## Data excerpts

BEGIN

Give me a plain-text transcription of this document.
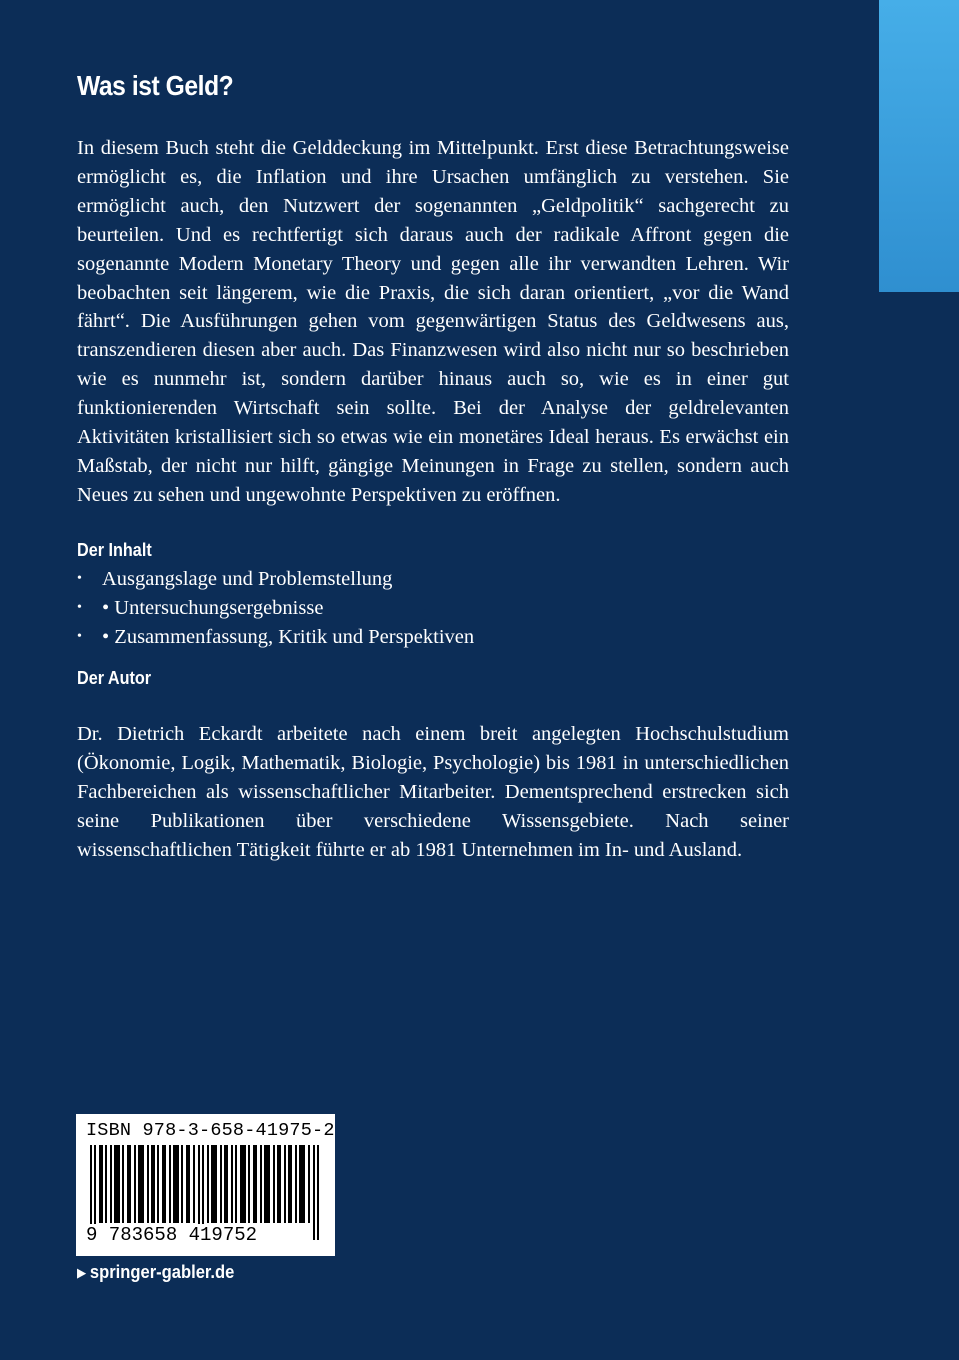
Was ist Geld?

In diesem Buch steht die Gelddeckung im Mittelpunkt. Erst diese Betrachtungsweise ermöglicht es, die Inflation und ihre Ursachen umfänglich zu verstehen. Sie ermöglicht auch, den Nutzwert der sogenannten „Geldpolitik“ sachgerecht zu beurteilen. Und es rechtfertigt sich daraus auch der radikale Affront gegen die sogenannte Modern Monetary Theory und gegen alle ihr verwandten Lehren. Wir beobachten seit längerem, wie die Praxis, die sich daran orientiert, „vor die Wand fährt“. Die Ausführungen gehen vom gegenwärtigen Status des Geldwesens aus, transzendieren diesen aber auch. Das Finanzwesen wird also nicht nur so beschrieben wie es nunmehr ist, sondern darüber hinaus auch so, wie es in einer gut funktionierenden Wirtschaft sein sollte. Bei der Analyse der geldrelevanten Aktivitäten kristallisiert sich so etwas wie ein monetäres Ideal heraus. Es erwächst ein Maßstab, der nicht nur hilft, gängige Meinungen in Frage zu stellen, sondern auch Neues zu sehen und ungewohnte Perspektiven zu eröffnen.

Der Inhalt
• Ausgangslage und Problemstellung
• • Untersuchungsergebnisse
• • Zusammenfassung, Kritik und Perspektiven
Der Autor

Dr. Dietrich Eckardt arbeitete nach einem breit angelegten Hochschulstudium (Ökonomie, Logik, Mathematik, Biologie, Psychologie) bis 1981 in unterschiedlichen Fachbereichen als wissenschaftlicher Mitarbeiter. Dementsprechend erstrecken sich seine Publikationen über verschiedene Wissensgebiete. Nach seiner wissenschaftlichen Tätigkeit führte er ab 1981 Unternehmen im In- und Ausland.

ISBN 978-3-658-41975-2
9 783658 419752
▶ springer-gabler.de
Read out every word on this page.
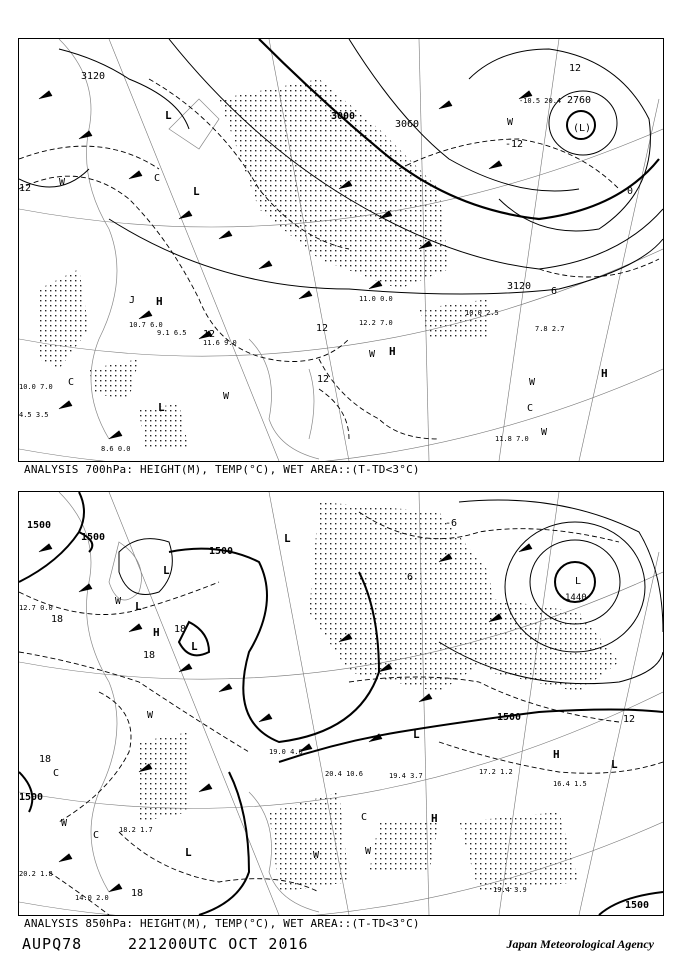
3120
3000
3060
3120
2760
12
12
6
0
-12
12
12
12
L
L
C
H
J
L
C
W
W H
W
H
C
W
W
W
(L)
11.6 9.0
10.0 2.5
7.8 2.7
12.2 7.0
11.0 0.0
8.6 0.0
10.0 7.0
4.5 3.5
9.1 6.5
10.7 6.0
11.8 7.0
-10.5 20.4
ANALYSIS 700hPa: HEIGHT(M), TEMP(°C), WET AREA::(T-TD<3°C)
1500
1500
1500
1500
1500
1500
1440
18
18
18
18
18
12
6
-6
L
L
H
L
W
W
L
L
H
L
H
C
W
W
C
L
W
L
C
19.4 3.7
20.4 10.6
19.4 3.9
16.4 1.5
17.2 1.2
20.2 1.8
18.2 1.7
19.0 4.0
12.7 0.0
14.0 2.0
ANALYSIS 850hPa: HEIGHT(M), TEMP(°C), WET AREA::(T-TD<3°C)
AUPQ78	221200UTC OCT 2016	Japan Meteorological Agency
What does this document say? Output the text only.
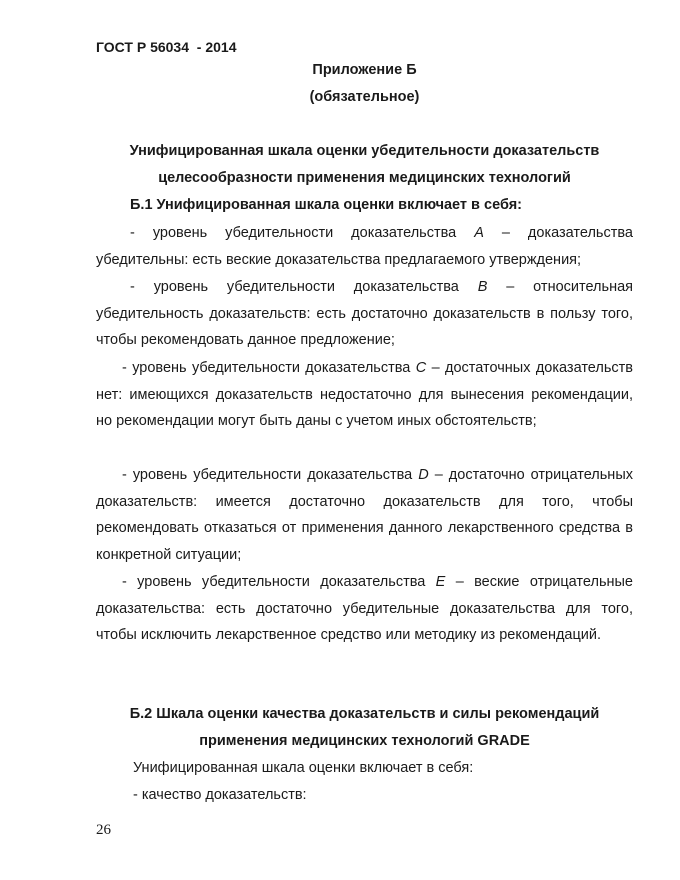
ГОСТ Р 56034  - 2014
Приложение Б
(обязательное)
Унифицированная шкала оценки убедительности доказательств
целесообразности применения медицинских технологий
Б.1 Унифицированная шкала оценки включает в себя:

- уровень убедительности доказательства A – доказательства убедительны: есть веские доказательства предлагаемого утверждения;

- уровень убедительности доказательства B – относительная убедительность доказательств: есть достаточно доказательств в пользу того, чтобы рекомендовать данное предложение;

- уровень убедительности доказательства C – достаточных доказательств нет: имеющихся доказательств недостаточно для вынесения рекомендации, но рекомендации могут быть даны с учетом иных обстоятельств;

- уровень убедительности доказательства D – достаточно отрицательных доказательств: имеется достаточно доказательств для того, чтобы рекомендовать отказаться от применения данного лекарственного средства в конкретной ситуации;

- уровень убедительности доказательства E – веские отрицательные доказательства: есть достаточно убедительные доказательства для того, чтобы исключить лекарственное средство или методику из рекомендаций.

Б.2 Шкала оценки качества доказательств и силы рекомендаций
применения медицинских технологий GRADE
Унифицированная шкала оценки включает в себя:
- качество доказательств:
26
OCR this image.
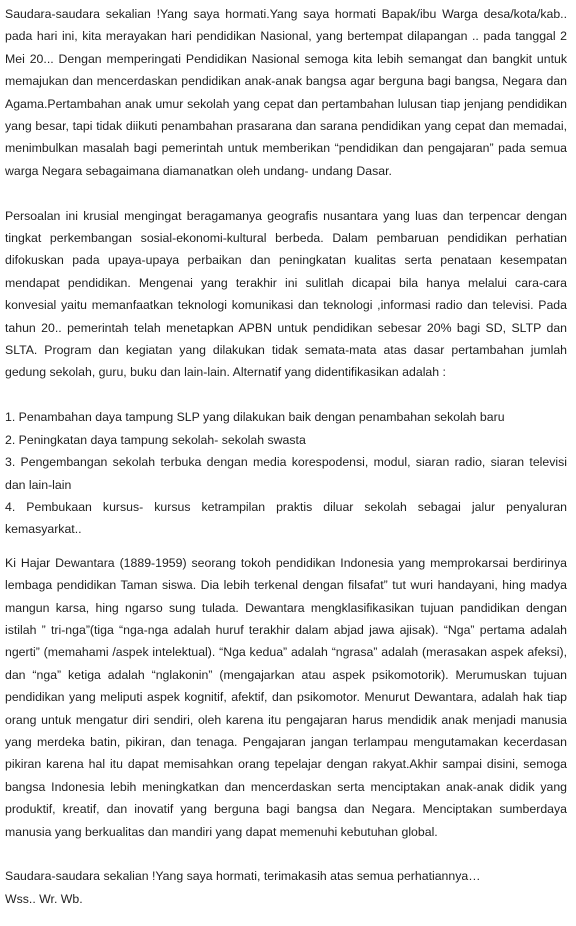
Saudara-saudara sekalian !Yang saya hormati.Yang saya hormati Bapak/ibu Warga desa/kota/kab.. pada hari ini, kita merayakan hari pendidikan Nasional, yang bertempat dilapangan .. pada tanggal 2 Mei 20... Dengan memperingati Pendidikan Nasional semoga kita lebih semangat dan bangkit untuk memajukan dan mencerdaskan pendidikan anak-anak bangsa agar berguna bagi bangsa, Negara dan Agama.Pertambahan anak umur sekolah yang cepat dan pertambahan lulusan tiap jenjang pendidikan yang besar, tapi tidak diikuti penambahan prasarana dan sarana pendidikan yang cepat dan memadai, menimbulkan masalah bagi pemerintah untuk memberikan “pendidikan dan pengajaran” pada semua warga Negara sebagaimana diamanatkan oleh undang- undang Dasar.

Persoalan ini krusial mengingat beragamanya geografis nusantara yang luas dan terpencar dengan tingkat perkembangan sosial-ekonomi-kultural berbeda. Dalam pembaruan pendidikan perhatian difokuskan pada upaya-upaya perbaikan dan peningkatan kualitas serta penataan kesempatan mendapat pendidikan. Mengenai yang terakhir ini sulitlah dicapai bila hanya melalui cara-cara konvesial yaitu memanfaatkan teknologi komunikasi dan teknologi ,informasi radio dan televisi. Pada tahun 20.. pemerintah telah menetapkan APBN untuk pendidikan sebesar 20% bagi SD, SLTP dan SLTA. Program dan kegiatan yang dilakukan tidak semata-mata atas dasar pertambahan jumlah gedung sekolah, guru, buku dan lain-lain. Alternatif yang didentifikasikan adalah :

1. Penambahan daya tampung SLP yang dilakukan baik dengan penambahan sekolah baru
2. Peningkatan daya tampung sekolah- sekolah swasta
3. Pengembangan sekolah terbuka dengan media korespodensi, modul, siaran radio, siaran televisi dan lain-lain
4. Pembukaan kursus- kursus ketrampilan praktis diluar sekolah sebagai jalur penyaluran kemasyarkat..

Ki Hajar Dewantara (1889-1959) seorang tokoh pendidikan Indonesia yang memprokarsai berdirinya lembaga pendidikan Taman siswa. Dia lebih terkenal dengan filsafat” tut wuri handayani, hing madya mangun karsa, hing ngarso sung tulada. Dewantara mengklasifikasikan tujuan pandidikan dengan istilah ” tri-nga”(tiga “nga-nga adalah huruf terakhir dalam abjad jawa ajisak). “Nga” pertama adalah ngerti” (memahami /aspek intelektual). “Nga kedua” adalah “ngrasa” adalah (merasakan aspek afeksi), dan “nga” ketiga adalah “nglakonin” (mengajarkan atau aspek psikomotorik). Merumuskan tujuan pendidikan yang meliputi aspek kognitif, afektif, dan psikomotor. Menurut Dewantara, adalah hak tiap orang untuk mengatur diri sendiri, oleh karena itu pengajaran harus mendidik anak menjadi manusia yang merdeka batin, pikiran, dan tenaga. Pengajaran jangan terlampau mengutamakan kecerdasan pikiran karena hal itu dapat memisahkan orang tepelajar dengan rakyat.Akhir sampai disini, semoga bangsa Indonesia lebih meningkatkan dan mencerdaskan serta menciptakan anak-anak didik yang produktif, kreatif, dan inovatif yang berguna bagi bangsa dan Negara. Menciptakan sumberdaya manusia yang berkualitas dan mandiri yang dapat memenuhi kebutuhan global.

Saudara-saudara sekalian !Yang saya hormati, terimakasih atas semua perhatiannya…

Wss.. Wr. Wb.
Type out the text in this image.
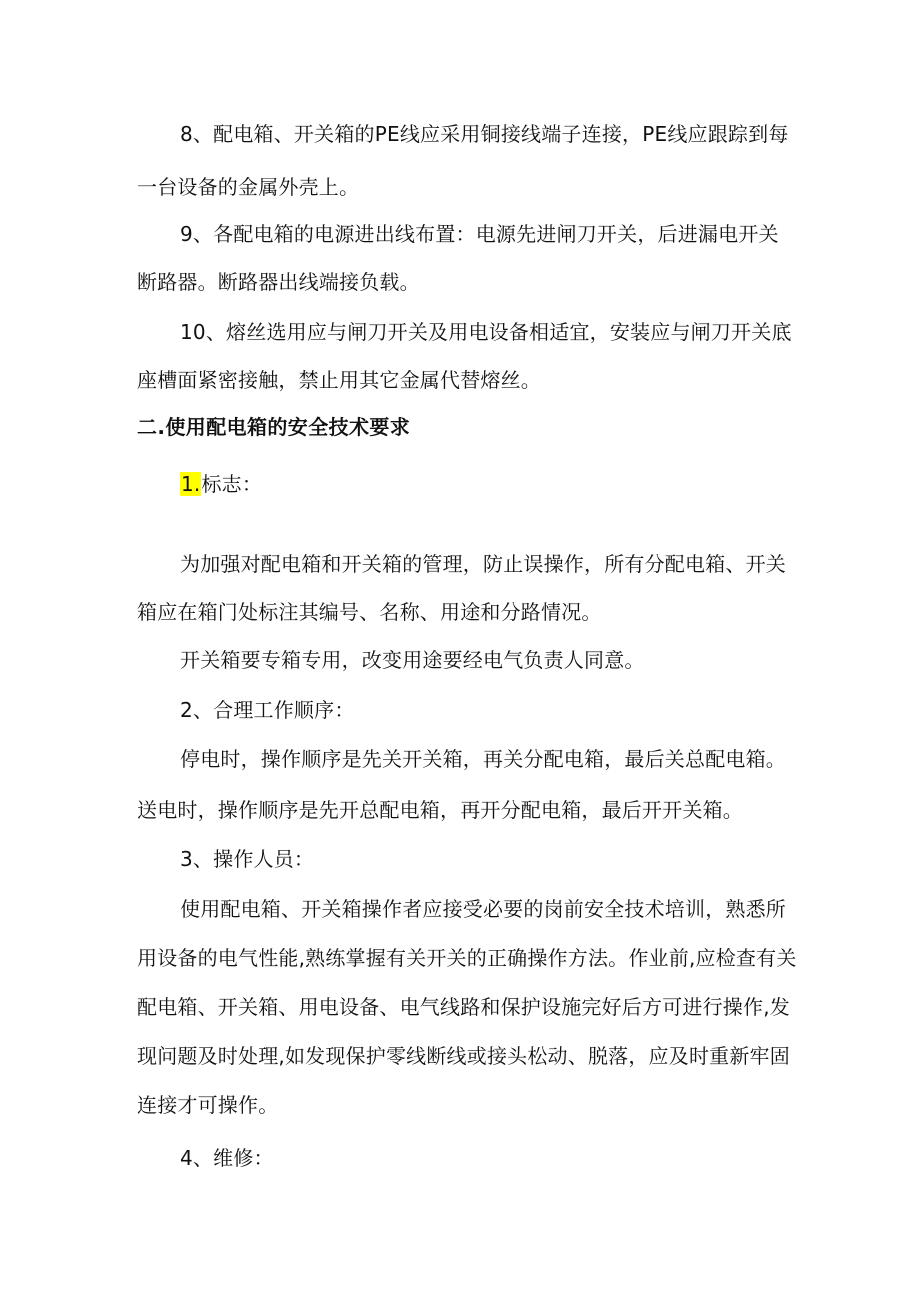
8、配电箱、开关箱的PE线应采用铜接线端子连接，PE线应跟踪到每
一台设备的金属外壳上。
9、各配电箱的电源进出线布置：电源先进闸刀开关，后进漏电开关
断路器。断路器出线端接负载。
10、熔丝选用应与闸刀开关及用电设备相适宜，安装应与闸刀开关底
座槽面紧密接触，禁止用其它金属代替熔丝。
二.使用配电箱的安全技术要求
1.标志：
为加强对配电箱和开关箱的管理，防止误操作，所有分配电箱、开关
箱应在箱门处标注其编号、名称、用途和分路情况。
开关箱要专箱专用，改变用途要经电气负责人同意。
2、合理工作顺序：
停电时，操作顺序是先关开关箱，再关分配电箱，最后关总配电箱。
送电时，操作顺序是先开总配电箱，再开分配电箱，最后开开关箱。
3、操作人员：
使用配电箱、开关箱操作者应接受必要的岗前安全技术培训，熟悉所
用设备的电气性能,熟练掌握有关开关的正确操作方法。作业前,应检查有关
配电箱、开关箱、用电设备、电气线路和保护设施完好后方可进行操作,发
现问题及时处理,如发现保护零线断线或接头松动、脱落，应及时重新牢固
连接才可操作。
4、维修：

END

## Written exercise
Report the number of lines in the listing above that include the word "AREA", and nothing else.

## Answer to the task
2